Records from a collection of figures:
++++++

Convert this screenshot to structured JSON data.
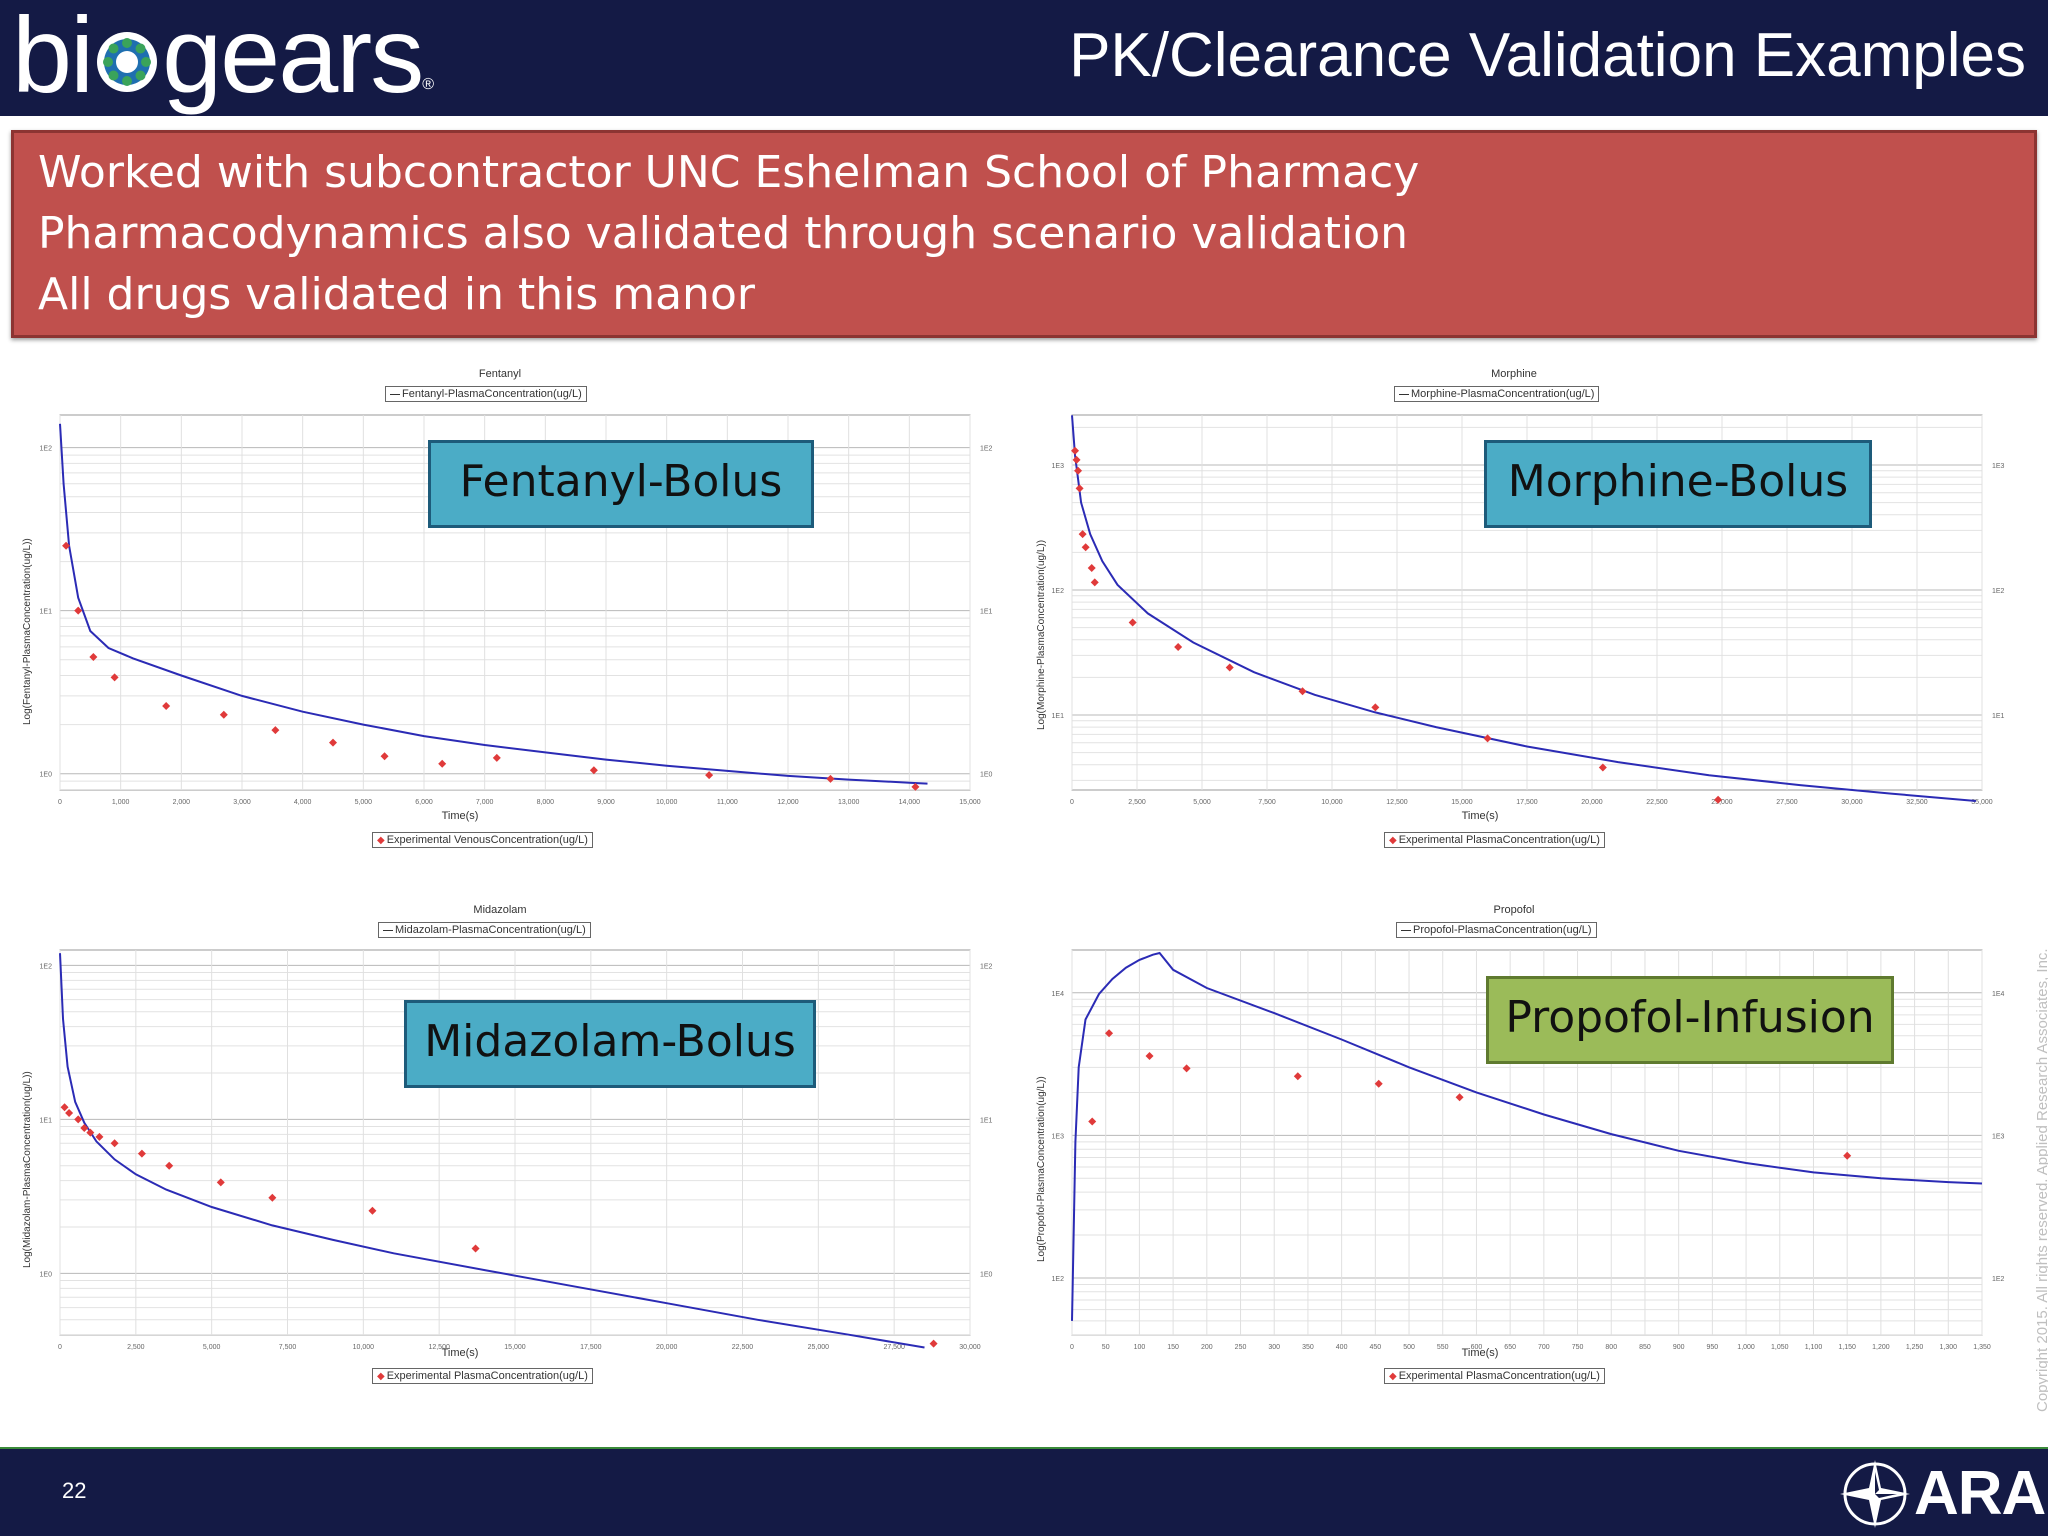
{
  "header": {
    "logo_text_a": "bi",
    "logo_text_b": "gears",
    "logo_reg": "®",
    "title": "PK/Clearance Validation Examples"
  },
  "bullets": [
    "Worked with subcontractor UNC Eshelman School of Pharmacy",
    "Pharmacodynamics also validated through scenario validation",
    "All drugs validated in this manor"
  ],
  "footer": {
    "page_number": "22",
    "logo_text": "ARA",
    "copyright": "Copyright 2015. All rights reserved. Applied Research Associates, Inc."
  },
  "colors": {
    "header_bg": "#141a45",
    "callout_blue": "#4bacc6",
    "callout_green": "#9bbb59",
    "model_line": "#2b2bb5",
    "experimental_points": "#e03a3a",
    "red_box": "#c0504d"
  },
  "chart_data": [
    {
      "type": "line",
      "title": "Fentanyl",
      "callout": "Fentanyl-Bolus",
      "xlabel": "Time(s)",
      "ylabel": "Log(Fentanyl-PlasmaConcentration(ug/L))",
      "legend_top": "Fentanyl-PlasmaConcentration(ug/L)",
      "legend_bottom": "Experimental VenousConcentration(ug/L)",
      "xlim": [
        0,
        15000
      ],
      "ylim_log10": [
        -0.1,
        2.2
      ],
      "log_y": true,
      "x_ticks": [
        "0",
        "1,000",
        "2,000",
        "3,000",
        "4,000",
        "5,000",
        "6,000",
        "7,000",
        "8,000",
        "9,000",
        "10,000",
        "11,000",
        "12,000",
        "13,000",
        "14,000",
        "15,000"
      ],
      "y_ticks": [
        {
          "label": "1E0",
          "log": 0
        },
        {
          "label": "1E1",
          "log": 1
        },
        {
          "label": "1E2",
          "log": 2
        }
      ],
      "series": [
        {
          "name": "Fentanyl-PlasmaConcentration(ug/L)",
          "kind": "line",
          "x": [
            0,
            60,
            150,
            300,
            500,
            800,
            1200,
            2000,
            3000,
            4000,
            5000,
            6000,
            7000,
            8000,
            9000,
            10000,
            11000,
            12000,
            13000,
            14000,
            14300
          ],
          "y": [
            140,
            60,
            25,
            12,
            7.5,
            5.9,
            5.1,
            4.0,
            3.0,
            2.4,
            2.0,
            1.7,
            1.5,
            1.35,
            1.22,
            1.12,
            1.04,
            0.97,
            0.92,
            0.88,
            0.87
          ]
        },
        {
          "name": "Experimental VenousConcentration(ug/L)",
          "kind": "scatter",
          "x": [
            100,
            300,
            550,
            900,
            1750,
            2700,
            3550,
            4500,
            5350,
            6300,
            7200,
            8800,
            10700,
            12700,
            14100
          ],
          "y": [
            25,
            10,
            5.2,
            3.9,
            2.6,
            2.3,
            1.85,
            1.55,
            1.28,
            1.15,
            1.25,
            1.05,
            0.98,
            0.93,
            0.83
          ]
        }
      ]
    },
    {
      "type": "line",
      "title": "Morphine",
      "callout": "Morphine-Bolus",
      "xlabel": "Time(s)",
      "ylabel": "Log(Morphine-PlasmaConcentration(ug/L))",
      "legend_top": "Morphine-PlasmaConcentration(ug/L)",
      "legend_bottom": "Experimental PlasmaConcentration(ug/L)",
      "xlim": [
        0,
        30000
      ],
      "ylim_log10": [
        0.4,
        3.4
      ],
      "log_y": true,
      "x_ticks": [
        "0",
        "2,500",
        "5,000",
        "7,500",
        "10,000",
        "12,500",
        "15,000",
        "17,500",
        "20,000",
        "22,500",
        "25,000",
        "27,500",
        "30,000",
        "32,500",
        "35,000"
      ],
      "y_ticks": [
        {
          "label": "1E1",
          "log": 1
        },
        {
          "label": "1E2",
          "log": 2
        },
        {
          "label": "1E3",
          "log": 3
        }
      ],
      "series": [
        {
          "name": "Morphine-PlasmaConcentration(ug/L)",
          "kind": "line",
          "x": [
            0,
            100,
            300,
            600,
            1000,
            1500,
            2500,
            4000,
            6000,
            8000,
            10000,
            12000,
            15000,
            18000,
            21000,
            24000,
            27000,
            29800
          ],
          "y": [
            2500,
            1200,
            500,
            280,
            170,
            110,
            65,
            38,
            22,
            14.5,
            10.5,
            8.0,
            5.6,
            4.2,
            3.3,
            2.75,
            2.35,
            2.05
          ]
        },
        {
          "name": "Experimental PlasmaConcentration(ug/L)",
          "kind": "scatter",
          "x": [
            100,
            150,
            200,
            250,
            350,
            450,
            650,
            750,
            2000,
            3500,
            5200,
            7600,
            10000,
            13700,
            17500,
            21300
          ],
          "y": [
            1300,
            1100,
            900,
            650,
            280,
            220,
            150,
            115,
            55,
            35,
            24,
            15.5,
            11.5,
            6.5,
            3.8,
            2.1
          ]
        }
      ]
    },
    {
      "type": "line",
      "title": "Midazolam",
      "callout": "Midazolam-Bolus",
      "xlabel": "Time(s)",
      "ylabel": "Log(Midazolam-PlasmaConcentration(ug/L))",
      "legend_top": "Midazolam-PlasmaConcentration(ug/L)",
      "legend_bottom": "Experimental PlasmaConcentration(ug/L)",
      "xlim": [
        0,
        30000
      ],
      "ylim_log10": [
        -0.4,
        2.1
      ],
      "log_y": true,
      "x_ticks": [
        "0",
        "2,500",
        "5,000",
        "7,500",
        "10,000",
        "12,500",
        "15,000",
        "17,500",
        "20,000",
        "22,500",
        "25,000",
        "27,500",
        "30,000"
      ],
      "y_ticks": [
        {
          "label": "1E0",
          "log": 0
        },
        {
          "label": "1E1",
          "log": 1
        },
        {
          "label": "1E2",
          "log": 2
        }
      ],
      "series": [
        {
          "name": "Midazolam-PlasmaConcentration(ug/L)",
          "kind": "line",
          "x": [
            0,
            100,
            250,
            500,
            800,
            1200,
            1800,
            2500,
            3500,
            5000,
            7000,
            9000,
            11000,
            14000,
            17000,
            20000,
            23000,
            26000,
            28500
          ],
          "y": [
            120,
            45,
            22,
            13,
            9.5,
            7.2,
            5.5,
            4.4,
            3.5,
            2.7,
            2.05,
            1.65,
            1.35,
            1.05,
            0.82,
            0.64,
            0.5,
            0.4,
            0.33
          ]
        },
        {
          "name": "Experimental PlasmaConcentration(ug/L)",
          "kind": "scatter",
          "x": [
            150,
            300,
            600,
            800,
            1000,
            1300,
            1800,
            2700,
            3600,
            5300,
            7000,
            10300,
            13700,
            28800
          ],
          "y": [
            12,
            11,
            10,
            8.8,
            8.2,
            7.7,
            7.0,
            6.0,
            5.0,
            3.9,
            3.1,
            2.55,
            1.45,
            0.35
          ]
        }
      ]
    },
    {
      "type": "line",
      "title": "Propofol",
      "callout": "Propofol-Infusion",
      "xlabel": "Time(s)",
      "ylabel": "Log(Propofol-PlasmaConcentration(ug/L))",
      "legend_top": "Propofol-PlasmaConcentration(ug/L)",
      "legend_bottom": "Experimental PlasmaConcentration(ug/L)",
      "xlim": [
        0,
        1350
      ],
      "ylim_log10": [
        1.6,
        4.3
      ],
      "log_y": true,
      "x_ticks": [
        "0",
        "50",
        "100",
        "150",
        "200",
        "250",
        "300",
        "350",
        "400",
        "450",
        "500",
        "550",
        "600",
        "650",
        "700",
        "750",
        "800",
        "850",
        "900",
        "950",
        "1,000",
        "1,050",
        "1,100",
        "1,150",
        "1,200",
        "1,250",
        "1,300",
        "1,350"
      ],
      "y_ticks": [
        {
          "label": "1E2",
          "log": 2
        },
        {
          "label": "1E3",
          "log": 3
        },
        {
          "label": "1E4",
          "log": 4
        }
      ],
      "series": [
        {
          "name": "Propofol-PlasmaConcentration(ug/L)",
          "kind": "line",
          "x": [
            0,
            5,
            10,
            20,
            40,
            60,
            80,
            100,
            120,
            130,
            150,
            200,
            300,
            400,
            500,
            600,
            700,
            800,
            900,
            1000,
            1100,
            1200,
            1300,
            1350
          ],
          "y": [
            50,
            900,
            3000,
            6500,
            9800,
            12500,
            15000,
            17000,
            18500,
            19000,
            14500,
            10800,
            7200,
            4700,
            3000,
            2000,
            1400,
            1020,
            780,
            640,
            550,
            500,
            470,
            460
          ]
        },
        {
          "name": "Experimental PlasmaConcentration(ug/L)",
          "kind": "scatter",
          "x": [
            30,
            55,
            115,
            170,
            335,
            455,
            575,
            1150
          ],
          "y": [
            1250,
            5200,
            3600,
            2950,
            2600,
            2300,
            1850,
            720
          ]
        }
      ]
    }
  ]
}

++++++

▸ **Goal of the exercise**: In the entries above, find every line with the word "Midazolam" and list it.

▸ **Result**:
      "title": "Midazolam",
      "callout": "Midazolam-Bolus",
      "ylabel": "Log(Midazolam-PlasmaConcentration(ug/L))",
      "legend_top": "Midazolam-PlasmaConcentration(ug/L)",
          "name": "Midazolam-PlasmaConcentration(ug/L)",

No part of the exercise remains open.